(Figure content listings)
►

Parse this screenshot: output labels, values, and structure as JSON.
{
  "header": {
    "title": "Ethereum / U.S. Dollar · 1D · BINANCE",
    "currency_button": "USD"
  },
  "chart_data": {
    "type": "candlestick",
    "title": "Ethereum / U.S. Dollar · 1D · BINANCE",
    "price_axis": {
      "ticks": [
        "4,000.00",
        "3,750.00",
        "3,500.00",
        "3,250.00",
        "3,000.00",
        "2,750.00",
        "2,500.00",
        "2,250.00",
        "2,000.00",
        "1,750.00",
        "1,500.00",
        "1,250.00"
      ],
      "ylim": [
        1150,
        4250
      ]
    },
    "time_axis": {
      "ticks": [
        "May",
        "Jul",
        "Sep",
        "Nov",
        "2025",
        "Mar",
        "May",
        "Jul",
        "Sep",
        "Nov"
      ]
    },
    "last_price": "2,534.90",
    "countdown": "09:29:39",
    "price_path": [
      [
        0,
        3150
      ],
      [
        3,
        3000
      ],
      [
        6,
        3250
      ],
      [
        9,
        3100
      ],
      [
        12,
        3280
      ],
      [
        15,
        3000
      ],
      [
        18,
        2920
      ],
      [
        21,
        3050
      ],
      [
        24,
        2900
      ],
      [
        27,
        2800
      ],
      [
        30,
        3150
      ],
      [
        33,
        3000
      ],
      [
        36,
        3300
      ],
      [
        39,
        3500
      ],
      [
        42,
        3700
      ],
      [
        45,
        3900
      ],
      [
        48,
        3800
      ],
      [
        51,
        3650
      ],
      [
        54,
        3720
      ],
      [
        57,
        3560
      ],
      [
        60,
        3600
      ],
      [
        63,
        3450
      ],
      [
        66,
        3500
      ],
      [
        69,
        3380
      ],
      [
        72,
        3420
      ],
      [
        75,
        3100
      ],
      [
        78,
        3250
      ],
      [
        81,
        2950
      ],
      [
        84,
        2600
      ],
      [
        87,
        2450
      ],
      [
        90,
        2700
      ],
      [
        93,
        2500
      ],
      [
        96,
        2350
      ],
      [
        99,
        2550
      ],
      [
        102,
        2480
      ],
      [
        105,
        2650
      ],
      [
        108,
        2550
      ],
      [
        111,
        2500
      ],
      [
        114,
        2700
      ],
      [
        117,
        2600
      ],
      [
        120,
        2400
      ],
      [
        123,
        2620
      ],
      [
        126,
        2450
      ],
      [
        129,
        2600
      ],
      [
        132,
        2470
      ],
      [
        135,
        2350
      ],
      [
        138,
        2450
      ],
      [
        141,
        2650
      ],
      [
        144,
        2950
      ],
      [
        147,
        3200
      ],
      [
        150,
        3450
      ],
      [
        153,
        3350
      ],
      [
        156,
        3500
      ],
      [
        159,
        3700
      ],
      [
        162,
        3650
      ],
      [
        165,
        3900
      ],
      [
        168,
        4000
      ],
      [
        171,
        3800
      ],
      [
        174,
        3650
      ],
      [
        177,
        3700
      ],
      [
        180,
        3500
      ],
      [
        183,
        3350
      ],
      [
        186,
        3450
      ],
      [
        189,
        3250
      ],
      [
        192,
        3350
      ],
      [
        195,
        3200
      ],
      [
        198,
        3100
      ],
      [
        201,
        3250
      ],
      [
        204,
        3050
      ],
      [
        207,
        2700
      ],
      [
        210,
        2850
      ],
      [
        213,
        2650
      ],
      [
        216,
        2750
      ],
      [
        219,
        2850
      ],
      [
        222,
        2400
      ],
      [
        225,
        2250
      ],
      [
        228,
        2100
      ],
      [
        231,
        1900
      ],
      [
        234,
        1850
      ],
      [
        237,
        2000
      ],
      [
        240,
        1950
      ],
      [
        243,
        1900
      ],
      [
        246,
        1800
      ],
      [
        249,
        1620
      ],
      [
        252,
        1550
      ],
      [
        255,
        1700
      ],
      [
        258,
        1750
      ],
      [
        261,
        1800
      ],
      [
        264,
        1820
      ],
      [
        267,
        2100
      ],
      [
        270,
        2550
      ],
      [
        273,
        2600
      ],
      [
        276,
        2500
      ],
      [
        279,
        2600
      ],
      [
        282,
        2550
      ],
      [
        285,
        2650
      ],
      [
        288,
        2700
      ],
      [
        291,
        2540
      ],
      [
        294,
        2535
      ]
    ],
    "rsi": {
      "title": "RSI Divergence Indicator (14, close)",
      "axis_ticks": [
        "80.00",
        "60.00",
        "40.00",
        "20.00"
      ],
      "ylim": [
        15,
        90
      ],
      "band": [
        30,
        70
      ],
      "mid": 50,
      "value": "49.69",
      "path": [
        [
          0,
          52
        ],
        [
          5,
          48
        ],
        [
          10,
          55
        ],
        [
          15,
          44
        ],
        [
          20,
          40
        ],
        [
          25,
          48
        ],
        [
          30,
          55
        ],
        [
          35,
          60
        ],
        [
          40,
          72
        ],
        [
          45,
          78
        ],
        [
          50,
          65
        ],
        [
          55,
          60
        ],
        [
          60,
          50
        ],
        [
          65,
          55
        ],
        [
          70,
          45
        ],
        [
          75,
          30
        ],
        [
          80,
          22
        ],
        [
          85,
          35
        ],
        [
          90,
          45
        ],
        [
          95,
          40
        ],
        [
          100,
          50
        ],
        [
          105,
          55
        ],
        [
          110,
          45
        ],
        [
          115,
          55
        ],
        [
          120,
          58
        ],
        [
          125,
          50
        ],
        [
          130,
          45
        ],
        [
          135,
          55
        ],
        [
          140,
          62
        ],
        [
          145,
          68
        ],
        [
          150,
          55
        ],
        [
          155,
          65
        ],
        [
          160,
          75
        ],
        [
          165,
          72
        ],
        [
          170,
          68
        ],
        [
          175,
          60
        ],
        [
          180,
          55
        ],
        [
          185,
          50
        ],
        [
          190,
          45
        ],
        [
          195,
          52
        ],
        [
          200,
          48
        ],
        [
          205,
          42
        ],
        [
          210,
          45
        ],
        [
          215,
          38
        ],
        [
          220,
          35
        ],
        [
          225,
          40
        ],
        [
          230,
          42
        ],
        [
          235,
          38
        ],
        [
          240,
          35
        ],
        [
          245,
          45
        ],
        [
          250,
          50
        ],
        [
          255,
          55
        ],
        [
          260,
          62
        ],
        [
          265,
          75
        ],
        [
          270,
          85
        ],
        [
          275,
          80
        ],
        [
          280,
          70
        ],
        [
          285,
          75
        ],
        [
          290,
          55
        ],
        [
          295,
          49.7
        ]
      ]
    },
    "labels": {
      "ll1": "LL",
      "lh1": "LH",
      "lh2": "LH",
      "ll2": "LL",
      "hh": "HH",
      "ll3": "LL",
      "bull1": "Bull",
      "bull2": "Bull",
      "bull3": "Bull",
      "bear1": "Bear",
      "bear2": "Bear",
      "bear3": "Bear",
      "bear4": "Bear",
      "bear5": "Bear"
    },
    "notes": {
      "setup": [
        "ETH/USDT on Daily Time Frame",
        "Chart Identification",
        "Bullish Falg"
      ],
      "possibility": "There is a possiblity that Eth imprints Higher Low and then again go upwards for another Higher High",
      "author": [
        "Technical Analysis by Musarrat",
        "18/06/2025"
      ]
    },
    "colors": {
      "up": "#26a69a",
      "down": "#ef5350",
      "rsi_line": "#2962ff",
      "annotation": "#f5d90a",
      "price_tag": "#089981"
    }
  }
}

◄

Write out the material from the first line to the last, exactly.

Parse this screenshot: output labels, values, and structure as JSON.
{
  "header": {
    "title": "Ethereum / U.S. Dollar · 1D · BINANCE",
    "currency_button": "USD"
  },
  "chart_data": {
    "type": "candlestick",
    "title": "Ethereum / U.S. Dollar · 1D · BINANCE",
    "price_axis": {
      "ticks": [
        "4,000.00",
        "3,750.00",
        "3,500.00",
        "3,250.00",
        "3,000.00",
        "2,750.00",
        "2,500.00",
        "2,250.00",
        "2,000.00",
        "1,750.00",
        "1,500.00",
        "1,250.00"
      ],
      "ylim": [
        1150,
        4250
      ]
    },
    "time_axis": {
      "ticks": [
        "May",
        "Jul",
        "Sep",
        "Nov",
        "2025",
        "Mar",
        "May",
        "Jul",
        "Sep",
        "Nov"
      ]
    },
    "last_price": "2,534.90",
    "countdown": "09:29:39",
    "price_path": [
      [
        0,
        3150
      ],
      [
        3,
        3000
      ],
      [
        6,
        3250
      ],
      [
        9,
        3100
      ],
      [
        12,
        3280
      ],
      [
        15,
        3000
      ],
      [
        18,
        2920
      ],
      [
        21,
        3050
      ],
      [
        24,
        2900
      ],
      [
        27,
        2800
      ],
      [
        30,
        3150
      ],
      [
        33,
        3000
      ],
      [
        36,
        3300
      ],
      [
        39,
        3500
      ],
      [
        42,
        3700
      ],
      [
        45,
        3900
      ],
      [
        48,
        3800
      ],
      [
        51,
        3650
      ],
      [
        54,
        3720
      ],
      [
        57,
        3560
      ],
      [
        60,
        3600
      ],
      [
        63,
        3450
      ],
      [
        66,
        3500
      ],
      [
        69,
        3380
      ],
      [
        72,
        3420
      ],
      [
        75,
        3100
      ],
      [
        78,
        3250
      ],
      [
        81,
        2950
      ],
      [
        84,
        2600
      ],
      [
        87,
        2450
      ],
      [
        90,
        2700
      ],
      [
        93,
        2500
      ],
      [
        96,
        2350
      ],
      [
        99,
        2550
      ],
      [
        102,
        2480
      ],
      [
        105,
        2650
      ],
      [
        108,
        2550
      ],
      [
        111,
        2500
      ],
      [
        114,
        2700
      ],
      [
        117,
        2600
      ],
      [
        120,
        2400
      ],
      [
        123,
        2620
      ],
      [
        126,
        2450
      ],
      [
        129,
        2600
      ],
      [
        132,
        2470
      ],
      [
        135,
        2350
      ],
      [
        138,
        2450
      ],
      [
        141,
        2650
      ],
      [
        144,
        2950
      ],
      [
        147,
        3200
      ],
      [
        150,
        3450
      ],
      [
        153,
        3350
      ],
      [
        156,
        3500
      ],
      [
        159,
        3700
      ],
      [
        162,
        3650
      ],
      [
        165,
        3900
      ],
      [
        168,
        4000
      ],
      [
        171,
        3800
      ],
      [
        174,
        3650
      ],
      [
        177,
        3700
      ],
      [
        180,
        3500
      ],
      [
        183,
        3350
      ],
      [
        186,
        3450
      ],
      [
        189,
        3250
      ],
      [
        192,
        3350
      ],
      [
        195,
        3200
      ],
      [
        198,
        3100
      ],
      [
        201,
        3250
      ],
      [
        204,
        3050
      ],
      [
        207,
        2700
      ],
      [
        210,
        2850
      ],
      [
        213,
        2650
      ],
      [
        216,
        2750
      ],
      [
        219,
        2850
      ],
      [
        222,
        2400
      ],
      [
        225,
        2250
      ],
      [
        228,
        2100
      ],
      [
        231,
        1900
      ],
      [
        234,
        1850
      ],
      [
        237,
        2000
      ],
      [
        240,
        1950
      ],
      [
        243,
        1900
      ],
      [
        246,
        1800
      ],
      [
        249,
        1620
      ],
      [
        252,
        1550
      ],
      [
        255,
        1700
      ],
      [
        258,
        1750
      ],
      [
        261,
        1800
      ],
      [
        264,
        1820
      ],
      [
        267,
        2100
      ],
      [
        270,
        2550
      ],
      [
        273,
        2600
      ],
      [
        276,
        2500
      ],
      [
        279,
        2600
      ],
      [
        282,
        2550
      ],
      [
        285,
        2650
      ],
      [
        288,
        2700
      ],
      [
        291,
        2540
      ],
      [
        294,
        2535
      ]
    ],
    "rsi": {
      "title": "RSI Divergence Indicator (14, close)",
      "axis_ticks": [
        "80.00",
        "60.00",
        "40.00",
        "20.00"
      ],
      "ylim": [
        15,
        90
      ],
      "band": [
        30,
        70
      ],
      "mid": 50,
      "value": "49.69",
      "path": [
        [
          0,
          52
        ],
        [
          5,
          48
        ],
        [
          10,
          55
        ],
        [
          15,
          44
        ],
        [
          20,
          40
        ],
        [
          25,
          48
        ],
        [
          30,
          55
        ],
        [
          35,
          60
        ],
        [
          40,
          72
        ],
        [
          45,
          78
        ],
        [
          50,
          65
        ],
        [
          55,
          60
        ],
        [
          60,
          50
        ],
        [
          65,
          55
        ],
        [
          70,
          45
        ],
        [
          75,
          30
        ],
        [
          80,
          22
        ],
        [
          85,
          35
        ],
        [
          90,
          45
        ],
        [
          95,
          40
        ],
        [
          100,
          50
        ],
        [
          105,
          55
        ],
        [
          110,
          45
        ],
        [
          115,
          55
        ],
        [
          120,
          58
        ],
        [
          125,
          50
        ],
        [
          130,
          45
        ],
        [
          135,
          55
        ],
        [
          140,
          62
        ],
        [
          145,
          68
        ],
        [
          150,
          55
        ],
        [
          155,
          65
        ],
        [
          160,
          75
        ],
        [
          165,
          72
        ],
        [
          170,
          68
        ],
        [
          175,
          60
        ],
        [
          180,
          55
        ],
        [
          185,
          50
        ],
        [
          190,
          45
        ],
        [
          195,
          52
        ],
        [
          200,
          48
        ],
        [
          205,
          42
        ],
        [
          210,
          45
        ],
        [
          215,
          38
        ],
        [
          220,
          35
        ],
        [
          225,
          40
        ],
        [
          230,
          42
        ],
        [
          235,
          38
        ],
        [
          240,
          35
        ],
        [
          245,
          45
        ],
        [
          250,
          50
        ],
        [
          255,
          55
        ],
        [
          260,
          62
        ],
        [
          265,
          75
        ],
        [
          270,
          85
        ],
        [
          275,
          80
        ],
        [
          280,
          70
        ],
        [
          285,
          75
        ],
        [
          290,
          55
        ],
        [
          295,
          49.7
        ]
      ]
    },
    "labels": {
      "ll1": "LL",
      "lh1": "LH",
      "lh2": "LH",
      "ll2": "LL",
      "hh": "HH",
      "ll3": "LL",
      "bull1": "Bull",
      "bull2": "Bull",
      "bull3": "Bull",
      "bear1": "Bear",
      "bear2": "Bear",
      "bear3": "Bear",
      "bear4": "Bear",
      "bear5": "Bear"
    },
    "notes": {
      "setup": [
        "ETH/USDT on Daily Time Frame",
        "Chart Identification",
        "Bullish Falg"
      ],
      "possibility": "There is a possiblity that Eth imprints Higher Low and then again go upwards for another Higher High",
      "author": [
        "Technical Analysis by Musarrat",
        "18/06/2025"
      ]
    },
    "colors": {
      "up": "#26a69a",
      "down": "#ef5350",
      "rsi_line": "#2962ff",
      "annotation": "#f5d90a",
      "price_tag": "#089981"
    }
  }
}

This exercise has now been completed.